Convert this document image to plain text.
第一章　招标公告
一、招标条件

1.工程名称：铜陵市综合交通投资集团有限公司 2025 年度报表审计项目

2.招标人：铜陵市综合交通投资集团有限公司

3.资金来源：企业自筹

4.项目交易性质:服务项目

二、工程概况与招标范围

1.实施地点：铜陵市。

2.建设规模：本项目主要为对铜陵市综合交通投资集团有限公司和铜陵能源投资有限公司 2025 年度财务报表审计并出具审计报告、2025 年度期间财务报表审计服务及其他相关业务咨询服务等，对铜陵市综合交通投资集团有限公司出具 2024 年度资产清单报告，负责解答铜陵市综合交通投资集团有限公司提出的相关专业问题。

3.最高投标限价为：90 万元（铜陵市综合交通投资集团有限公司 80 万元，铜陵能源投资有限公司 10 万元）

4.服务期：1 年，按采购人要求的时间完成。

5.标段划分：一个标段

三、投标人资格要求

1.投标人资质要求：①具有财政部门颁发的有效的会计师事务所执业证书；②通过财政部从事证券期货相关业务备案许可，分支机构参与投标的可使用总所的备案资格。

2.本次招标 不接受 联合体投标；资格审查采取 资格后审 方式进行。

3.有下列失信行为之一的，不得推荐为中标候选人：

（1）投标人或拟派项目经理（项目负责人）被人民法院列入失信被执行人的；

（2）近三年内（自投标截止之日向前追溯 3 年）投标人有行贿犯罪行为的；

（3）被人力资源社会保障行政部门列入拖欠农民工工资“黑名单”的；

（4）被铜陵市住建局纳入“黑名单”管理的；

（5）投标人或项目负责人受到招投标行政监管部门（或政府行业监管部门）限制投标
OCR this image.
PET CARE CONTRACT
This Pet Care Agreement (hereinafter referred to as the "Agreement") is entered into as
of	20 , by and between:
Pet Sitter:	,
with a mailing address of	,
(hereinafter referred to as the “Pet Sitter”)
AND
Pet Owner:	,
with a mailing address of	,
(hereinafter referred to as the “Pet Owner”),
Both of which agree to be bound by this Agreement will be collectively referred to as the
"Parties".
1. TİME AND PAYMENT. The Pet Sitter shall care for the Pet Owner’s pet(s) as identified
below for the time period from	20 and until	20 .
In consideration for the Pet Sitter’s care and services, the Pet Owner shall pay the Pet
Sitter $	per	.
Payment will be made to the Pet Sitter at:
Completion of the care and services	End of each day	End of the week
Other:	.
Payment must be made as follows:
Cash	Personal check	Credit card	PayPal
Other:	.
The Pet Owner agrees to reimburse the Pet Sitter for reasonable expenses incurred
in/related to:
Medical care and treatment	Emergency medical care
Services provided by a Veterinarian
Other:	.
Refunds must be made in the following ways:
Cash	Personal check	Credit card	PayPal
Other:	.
■ ■ ■
• **Exercise prompt**:
Copy out each record exactly as given, omitting none.

• **Result below**:
Convert this document image to plain text.
第一章　招标公告
一、招标条件

1.工程名称：铜陵市综合交通投资集团有限公司 2025 年度报表审计项目

2.招标人：铜陵市综合交通投资集团有限公司

3.资金来源：企业自筹

4.项目交易性质:服务项目

二、工程概况与招标范围

1.实施地点：铜陵市。

2.建设规模：本项目主要为对铜陵市综合交通投资集团有限公司和铜陵能源投资有限公司 2025 年度财务报表审计并出具审计报告、2025 年度期间财务报表审计服务及其他相关业务咨询服务等，对铜陵市综合交通投资集团有限公司出具 2024 年度资产清单报告，负责解答铜陵市综合交通投资集团有限公司提出的相关专业问题。

3.最高投标限价为：90 万元（铜陵市综合交通投资集团有限公司 80 万元，铜陵能源投资有限公司 10 万元）

4.服务期：1 年，按采购人要求的时间完成。

5.标段划分：一个标段

三、投标人资格要求

1.投标人资质要求：①具有财政部门颁发的有效的会计师事务所执业证书；②通过财政部从事证券期货相关业务备案许可，分支机构参与投标的可使用总所的备案资格。

2.本次招标 不接受 联合体投标；资格审查采取 资格后审 方式进行。

3.有下列失信行为之一的，不得推荐为中标候选人：

（1）投标人或拟派项目经理（项目负责人）被人民法院列入失信被执行人的；

（2）近三年内（自投标截止之日向前追溯 3 年）投标人有行贿犯罪行为的；

（3）被人力资源社会保障行政部门列入拖欠农民工工资“黑名单”的；

（4）被铜陵市住建局纳入“黑名单”管理的；

（5）投标人或项目负责人受到招投标行政监管部门（或政府行业监管部门）限制投标
OCR this image.
PET CARE CONTRACT
This Pet Care Agreement (hereinafter referred to as the "Agreement") is entered into as
of	20 , by and between:
Pet Sitter:	,
with a mailing address of	,
(hereinafter referred to as the “Pet Sitter”)
AND
Pet Owner:	,
with a mailing address of	,
(hereinafter referred to as the “Pet Owner”),
Both of which agree to be bound by this Agreement will be collectively referred to as the
"Parties".
1. TİME AND PAYMENT. The Pet Sitter shall care for the Pet Owner’s pet(s) as identified
below for the time period from	20 and until	20 .
In consideration for the Pet Sitter’s care and services, the Pet Owner shall pay the Pet
Sitter $	per	.
Payment will be made to the Pet Sitter at:
Completion of the care and services	End of each day	End of the week
Other:	.
Payment must be made as follows:
Cash	Personal check	Credit card	PayPal
Other:	.
The Pet Owner agrees to reimburse the Pet Sitter for reasonable expenses incurred
in/related to:
Medical care and treatment	Emergency medical care
Services provided by a Veterinarian
Other:	.
Refunds must be made in the following ways:
Cash	Personal check	Credit card	PayPal
Other:	.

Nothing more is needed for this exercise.